**Your goal**
Select, from the material below, each line with "время" in it.

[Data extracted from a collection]
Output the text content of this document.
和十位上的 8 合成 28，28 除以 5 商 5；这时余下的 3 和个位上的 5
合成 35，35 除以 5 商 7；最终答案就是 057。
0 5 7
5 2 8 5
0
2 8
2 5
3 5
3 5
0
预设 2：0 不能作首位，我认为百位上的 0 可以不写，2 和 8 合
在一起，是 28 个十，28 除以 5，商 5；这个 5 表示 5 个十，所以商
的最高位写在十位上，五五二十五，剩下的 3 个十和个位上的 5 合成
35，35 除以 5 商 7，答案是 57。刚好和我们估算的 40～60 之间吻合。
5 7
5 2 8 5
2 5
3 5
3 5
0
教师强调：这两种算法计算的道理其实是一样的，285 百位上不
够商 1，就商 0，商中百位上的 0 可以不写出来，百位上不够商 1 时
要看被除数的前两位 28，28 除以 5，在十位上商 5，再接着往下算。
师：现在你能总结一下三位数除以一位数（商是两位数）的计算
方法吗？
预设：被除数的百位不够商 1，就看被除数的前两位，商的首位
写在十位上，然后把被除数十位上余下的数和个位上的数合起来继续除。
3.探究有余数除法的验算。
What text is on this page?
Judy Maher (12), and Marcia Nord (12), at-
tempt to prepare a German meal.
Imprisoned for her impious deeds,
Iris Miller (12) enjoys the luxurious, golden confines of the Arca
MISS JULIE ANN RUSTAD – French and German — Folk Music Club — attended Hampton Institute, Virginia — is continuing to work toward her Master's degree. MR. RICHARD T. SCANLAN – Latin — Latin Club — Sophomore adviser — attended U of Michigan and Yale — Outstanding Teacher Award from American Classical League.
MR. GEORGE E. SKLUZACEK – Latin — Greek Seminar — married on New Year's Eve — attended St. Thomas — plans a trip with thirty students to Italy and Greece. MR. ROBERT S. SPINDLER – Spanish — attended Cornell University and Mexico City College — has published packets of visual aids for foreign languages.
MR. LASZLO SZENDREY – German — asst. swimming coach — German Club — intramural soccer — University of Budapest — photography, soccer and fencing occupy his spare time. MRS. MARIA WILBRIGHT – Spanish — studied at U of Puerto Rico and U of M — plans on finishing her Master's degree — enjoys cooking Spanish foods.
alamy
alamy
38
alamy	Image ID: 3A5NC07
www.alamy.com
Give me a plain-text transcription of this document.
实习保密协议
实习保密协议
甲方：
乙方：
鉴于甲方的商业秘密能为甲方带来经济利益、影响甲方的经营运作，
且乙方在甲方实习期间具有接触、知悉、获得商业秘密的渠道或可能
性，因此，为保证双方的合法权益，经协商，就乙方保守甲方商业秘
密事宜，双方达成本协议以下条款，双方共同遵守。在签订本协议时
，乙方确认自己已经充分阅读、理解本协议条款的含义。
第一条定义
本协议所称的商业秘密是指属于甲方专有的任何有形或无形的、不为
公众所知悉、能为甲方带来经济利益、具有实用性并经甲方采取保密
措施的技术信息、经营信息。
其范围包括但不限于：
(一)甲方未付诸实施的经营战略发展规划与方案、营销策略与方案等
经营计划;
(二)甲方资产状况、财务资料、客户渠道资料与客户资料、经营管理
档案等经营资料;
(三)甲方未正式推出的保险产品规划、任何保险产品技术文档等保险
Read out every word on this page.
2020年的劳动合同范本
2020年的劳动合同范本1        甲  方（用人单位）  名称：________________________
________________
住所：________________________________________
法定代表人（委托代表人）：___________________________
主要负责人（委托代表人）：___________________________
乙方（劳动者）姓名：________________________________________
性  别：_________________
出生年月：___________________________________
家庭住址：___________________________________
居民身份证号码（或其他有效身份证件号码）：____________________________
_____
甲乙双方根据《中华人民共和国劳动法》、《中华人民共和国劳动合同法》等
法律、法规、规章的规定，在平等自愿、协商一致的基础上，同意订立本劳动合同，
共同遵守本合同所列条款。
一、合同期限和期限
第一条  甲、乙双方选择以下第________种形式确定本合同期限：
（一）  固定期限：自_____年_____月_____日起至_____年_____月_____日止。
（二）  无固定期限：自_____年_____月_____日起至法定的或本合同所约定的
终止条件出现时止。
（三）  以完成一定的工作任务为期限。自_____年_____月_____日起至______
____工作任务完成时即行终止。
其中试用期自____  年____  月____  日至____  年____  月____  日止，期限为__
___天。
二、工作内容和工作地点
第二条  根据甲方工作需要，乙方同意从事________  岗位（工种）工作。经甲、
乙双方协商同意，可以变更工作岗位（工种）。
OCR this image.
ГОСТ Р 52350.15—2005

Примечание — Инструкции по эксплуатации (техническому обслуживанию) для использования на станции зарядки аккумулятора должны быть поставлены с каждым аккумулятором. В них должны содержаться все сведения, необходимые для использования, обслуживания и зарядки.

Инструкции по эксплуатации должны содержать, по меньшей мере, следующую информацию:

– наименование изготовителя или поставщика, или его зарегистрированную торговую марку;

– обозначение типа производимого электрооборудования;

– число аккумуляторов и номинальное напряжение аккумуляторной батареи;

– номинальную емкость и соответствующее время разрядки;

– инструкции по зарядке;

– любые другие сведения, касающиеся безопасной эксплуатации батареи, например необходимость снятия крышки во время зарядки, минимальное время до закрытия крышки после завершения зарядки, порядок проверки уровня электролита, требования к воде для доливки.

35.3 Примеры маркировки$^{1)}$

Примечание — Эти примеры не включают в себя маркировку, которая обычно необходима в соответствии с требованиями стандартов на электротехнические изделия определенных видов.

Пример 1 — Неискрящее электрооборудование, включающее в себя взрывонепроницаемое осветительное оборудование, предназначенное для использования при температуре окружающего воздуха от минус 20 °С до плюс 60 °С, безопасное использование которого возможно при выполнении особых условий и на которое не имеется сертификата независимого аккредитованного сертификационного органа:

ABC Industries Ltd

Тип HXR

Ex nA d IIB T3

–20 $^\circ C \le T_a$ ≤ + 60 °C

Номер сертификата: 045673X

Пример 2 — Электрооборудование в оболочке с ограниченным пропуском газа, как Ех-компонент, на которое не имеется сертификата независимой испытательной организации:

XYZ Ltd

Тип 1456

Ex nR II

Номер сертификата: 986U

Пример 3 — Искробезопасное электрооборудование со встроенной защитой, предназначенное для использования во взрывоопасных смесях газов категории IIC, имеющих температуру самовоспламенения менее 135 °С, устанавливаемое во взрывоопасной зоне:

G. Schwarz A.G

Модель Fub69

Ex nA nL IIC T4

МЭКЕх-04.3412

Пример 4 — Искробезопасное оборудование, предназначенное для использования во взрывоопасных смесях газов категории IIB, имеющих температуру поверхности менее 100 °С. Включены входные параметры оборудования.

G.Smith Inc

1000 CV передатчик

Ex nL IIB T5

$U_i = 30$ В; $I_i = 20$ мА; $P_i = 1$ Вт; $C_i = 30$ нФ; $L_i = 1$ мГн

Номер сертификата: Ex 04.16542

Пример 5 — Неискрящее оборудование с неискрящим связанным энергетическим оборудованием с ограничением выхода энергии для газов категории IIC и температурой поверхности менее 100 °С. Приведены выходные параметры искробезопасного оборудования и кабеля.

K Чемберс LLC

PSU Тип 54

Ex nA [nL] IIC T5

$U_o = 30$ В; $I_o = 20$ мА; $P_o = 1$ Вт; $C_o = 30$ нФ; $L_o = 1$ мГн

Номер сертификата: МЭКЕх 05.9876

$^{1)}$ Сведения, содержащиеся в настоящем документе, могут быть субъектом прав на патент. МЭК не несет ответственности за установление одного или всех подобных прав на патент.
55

**Task solution**
– номинальную емкость и соответствующее время разрядки;
– любые другие сведения, касающиеся безопасной эксплуатации батареи, например необходимость снятия крышки во время зарядки, минимальное время до закрытия крышки после завершения зарядки, порядок проверки уровня электролита, требования к воде для доливки.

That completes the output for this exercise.